**Records provided:**
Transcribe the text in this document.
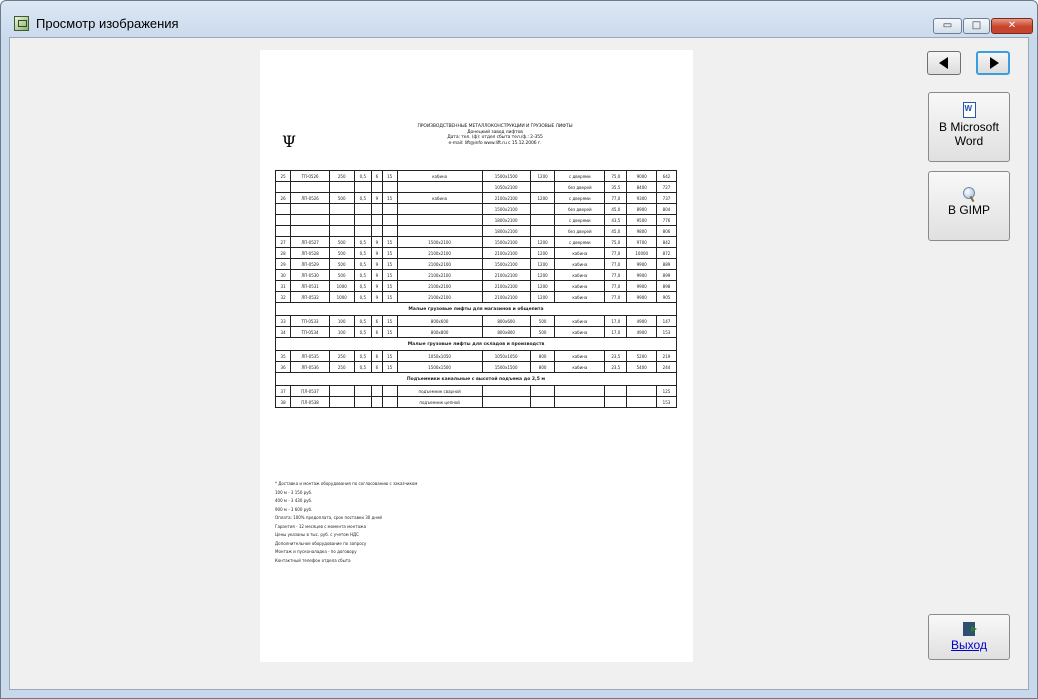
Просмотр изображения	▭	□	✕
Ψ
ПРОИЗВОДСТВЕННЫЕ МЕТАЛЛОКОНСТРУКЦИИ И ГРУЗОВЫЕ ЛИФТЫ
Донецкий завод лифтов
Дата: тел. (ф): отдел сбыта тел./ф.: 2-355
e-mail: lift@info www.lift.ru с 15.12.2006 г.
25	ТП-0526	250	0,5	6	15	кабина	1500x1500	1200	с дверями	75,0	9000	642
							1050x2100		без дверей	35,5	8400	727
26	ЛП-0526	500	0,5	9	15	кабина	2100x2100	1200	с дверями	77,0	9300	737
							1500x2100		без дверей	45,0	8900	804
							1800x2100		с дверями	43,5	9500	776
							1800x2100		без дверей	45,0	9800	806
27	ЛП-0527	500	0,5	9	15	1500x2100	1500x2100	1200	с дверями	75,0	9700	842
28	ЛП-0528	500	0,5	9	15	2100x2100	2100x2100	1200	кабина	77,0	10000	872
29	ЛП-0529	500	0,5	9	15	2100x2100	1500x2100	1200	кабина	77,0	9900	889
30	ЛП-0530	500	0,5	9	15	2100x2100	2100x2100	1200	кабина	77,0	9900	899
31	ЛП-0531	1000	0,5	9	15	2100x2100	2100x2100	1200	кабина	77,0	9900	898
32	ЛП-0532	1000	0,5	9	15	2100x2100	2100x2100	1200	кабина	77,0	9900	905
Малые грузовые лифты для магазинов и общепита												
33	ТП-0533	100	0,5	6	15	800x600	800x600	500	кабина	17,0	4900	147
34	ТП-0534	100	0,5	6	15	800x800	800x800	500	кабина	17,0	4900	153
Малые грузовые лифты для складов и производств												
35	ЛП-0535	250	0,5	6	15	1050x1050	1050x1050	800	кабина	23,5	5200	219
36	ЛП-0536	250	0,5	6	15	1500x1500	1500x1500	800	кабина	23,5	5400	244
Подъемники канальные с высотой подъема до 2,5 м												
37	ПЛ-0537					подъемник сварной						125
38	ПЛ-0538					подъемник цепной						153
* Доставка и монтаж оборудования по согласованию с заказчиком
100 м - 3 150 руб.
400 м - 3 430 руб.
900 м - 3 600 руб.
Оплата: 100% предоплата, срок поставки 30 дней
Гарантия - 12 месяцев с момента монтажа
Цены указаны в тыс. руб. с учетом НДС
Дополнительное оборудование по запросу
Монтаж и пусконаладка - по договору
Контактный телефон отдела сбыта
W
В Microsoft Word
В GIMP
Выход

**Description of the task:** Gather up the lines containing the word "дверями" from these records and copy them.

**Output of the task:**
25	ТП-0526	250	0,5	6	15	кабина	1500x1500	1200	с дверями	75,0	9000	642
26	ЛП-0526	500	0,5	9	15	кабина	2100x2100	1200	с дверями	77,0	9300	737
							1800x2100		с дверями	43,5	9500	776
27	ЛП-0527	500	0,5	9	15	1500x2100	1500x2100	1200	с дверями	75,0	9700	842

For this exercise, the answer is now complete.